- WHAT YOU NEED TO DO: In the entries below, find the lines that contain the word "nresor" and copy them.

-- INPUT FOR THIS TASK start --

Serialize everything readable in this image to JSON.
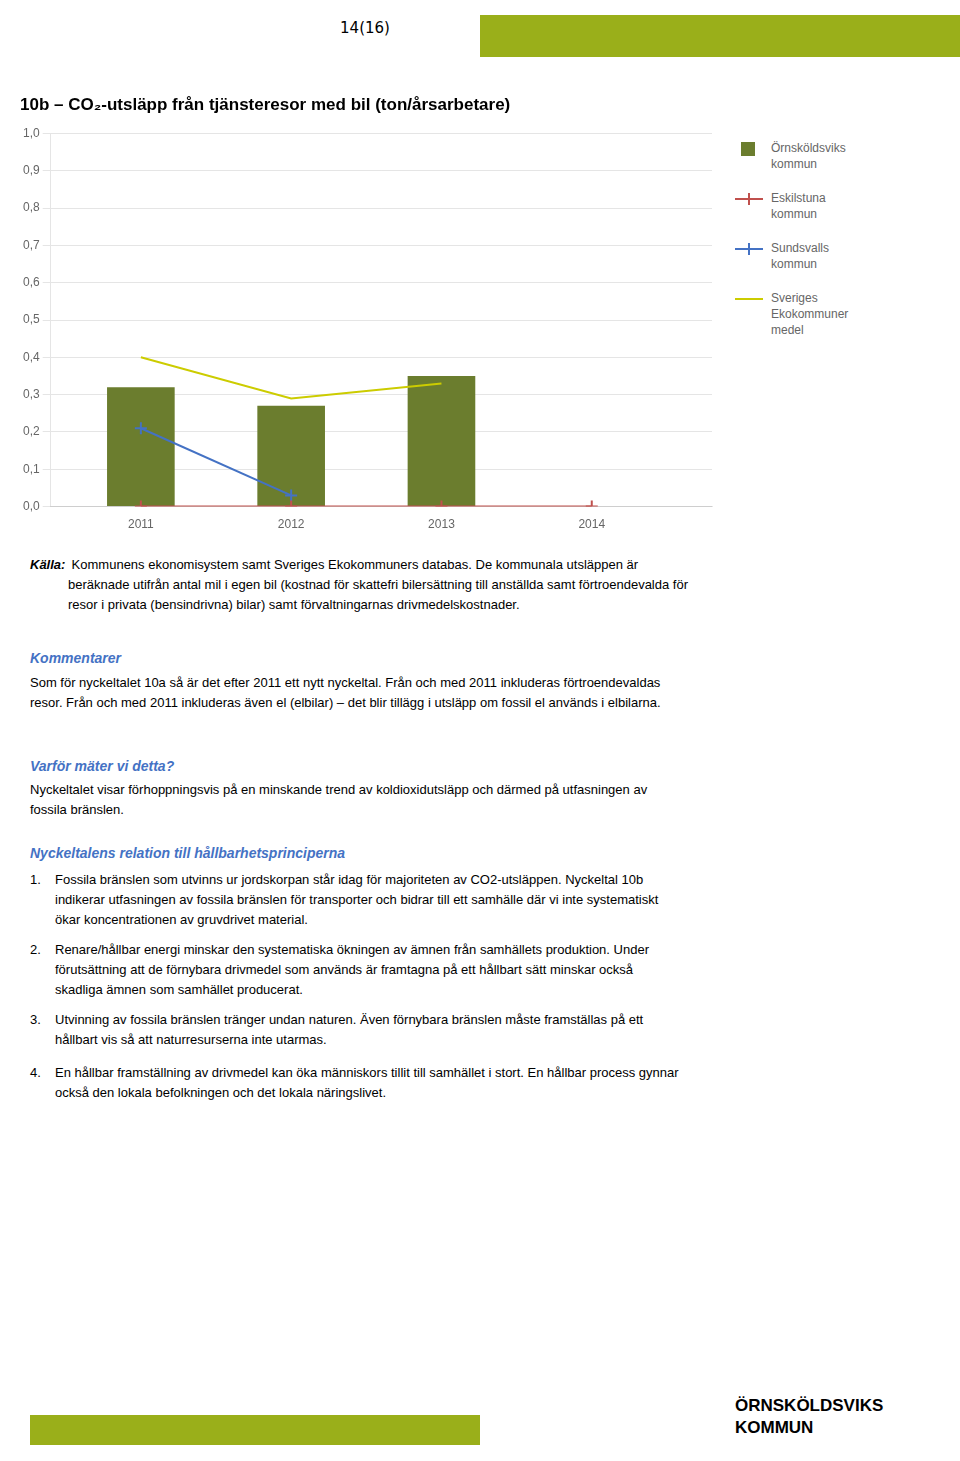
{
  "chart_data": {
    "type": "bar",
    "title": "10b – CO₂-utsläpp från tjänsteresor med bil (ton/årsarbetare)",
    "x": [
      2011,
      2012,
      2013,
      2014
    ],
    "series": [
      {
        "name": "Örnsköldsviks\nkommun",
        "type": "bar",
        "color": "#6B7D2E",
        "values": [
          0.32,
          0.27,
          0.35,
          null
        ]
      },
      {
        "name": "Eskilstuna\nkommun",
        "type": "line",
        "color": "#C0504D",
        "marker": "plus",
        "line_style": "solid",
        "values": [
          0.0,
          0.0,
          0.0,
          0.0
        ]
      },
      {
        "name": "Sundsvalls\nkommun",
        "type": "line",
        "color": "#4472C4",
        "marker": "plus",
        "line_style": "solid",
        "values": [
          0.21,
          0.03,
          null,
          null
        ]
      },
      {
        "name": "Sveriges\nEkokommuner\nmedel",
        "type": "line",
        "color": "#CCCC00",
        "marker": "none",
        "line_style": "solid",
        "values": [
          0.4,
          0.29,
          0.33,
          null
        ]
      }
    ],
    "xlim": [
      2010.4,
      2014.8
    ],
    "xticks": [
      2011,
      2012,
      2013,
      2014
    ],
    "ylim": [
      0.0,
      1.0
    ],
    "yticks": [
      {
        "value": 0.0,
        "label": "0,0"
      },
      {
        "value": 0.1,
        "label": "0,1"
      },
      {
        "value": 0.2,
        "label": "0,2"
      },
      {
        "value": 0.3,
        "label": "0,3"
      },
      {
        "value": 0.4,
        "label": "0,4"
      },
      {
        "value": 0.5,
        "label": "0,5"
      },
      {
        "value": 0.6,
        "label": "0,6"
      },
      {
        "value": 0.7,
        "label": "0,7"
      },
      {
        "value": 0.8,
        "label": "0,8"
      },
      {
        "value": 0.9,
        "label": "0,9"
      },
      {
        "value": 1.0,
        "label": "1,0"
      }
    ],
    "grid": true,
    "legend": "right",
    "annotations": [
      "14(16)",
      "Källa:",
      " Kommunens ekonomisystem samt Sveriges Ekokommuners databas. De kommunala utsläppen är\nberäknade utifrån antal mil i egen bil (kostnad för skattefri bilersättning till anställda samt förtroendevalda för\nresor i privata (bensindrivna) bilar) samt förvaltningarnas drivmedelskostnader.",
      "Kommentarer",
      "Som för nyckeltalet 10a så är det efter 2011 ett nytt nyckeltal. Från och med 2011 inkluderas förtroendevaldas\nresor. Från och med 2011 inkluderas även el (elbilar) – det blir tillägg i utsläpp om fossil el används i elbilarna.",
      "Varför mäter vi detta?",
      "Nyckeltalet visar förhoppningsvis på en minskande trend av koldioxidutsläpp och därmed på utfasningen av\nfossila bränslen.",
      "Nyckeltalens relation till hållbarhetsprinciperna",
      "1.",
      "Fossila bränslen som utvinns ur jordskorpan står idag för majoriteten av CO2-utsläppen. Nyckeltal 10b\nindikerar utfasningen av fossila bränslen för transporter och bidrar till ett samhälle där vi inte systematiskt\nökar koncentrationen av gruvdrivet material.",
      "2.",
      "Renare/hållbar energi minskar den systematiska ökningen av ämnen från samhällets produktion. Under\nförutsättning att de förnybara drivmedel som används är framtagna på ett hållbart sätt minskar också\nskadliga ämnen som samhället producerat.",
      "3.",
      "Utvinning av fossila bränslen tränger undan naturen. Även förnybara bränslen måste framställas på ett\nhållbart vis så att naturresurserna inte utarmas.",
      "4.",
      "En hållbar framställning av drivmedel kan öka människors tillit till samhället i stort. En hållbar process gynnar\nockså den lokala befolkningen och det lokala näringslivet.",
      "ÖRNSKÖLDSVIKS\nKOMMUN"
    ]
  }
}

-- INPUT FOR THIS TASK end --

- SOLUTION TO THIS TASK:
      " Kommunens ekonomisystem samt Sveriges Ekokommuners databas. De kommunala utsläppen är\nberäknade utifrån antal mil i egen bil (kostnad för skattefri bilersättning till anställda samt förtroendevalda för\nresor i privata (bensindrivna) bilar) samt förvaltningarnas drivmedelskostnader.",
      "Som för nyckeltalet 10a så är det efter 2011 ett nytt nyckeltal. Från och med 2011 inkluderas förtroendevaldas\nresor. Från och med 2011 inkluderas även el (elbilar) – det blir tillägg i utsläpp om fossil el används i elbilarna.",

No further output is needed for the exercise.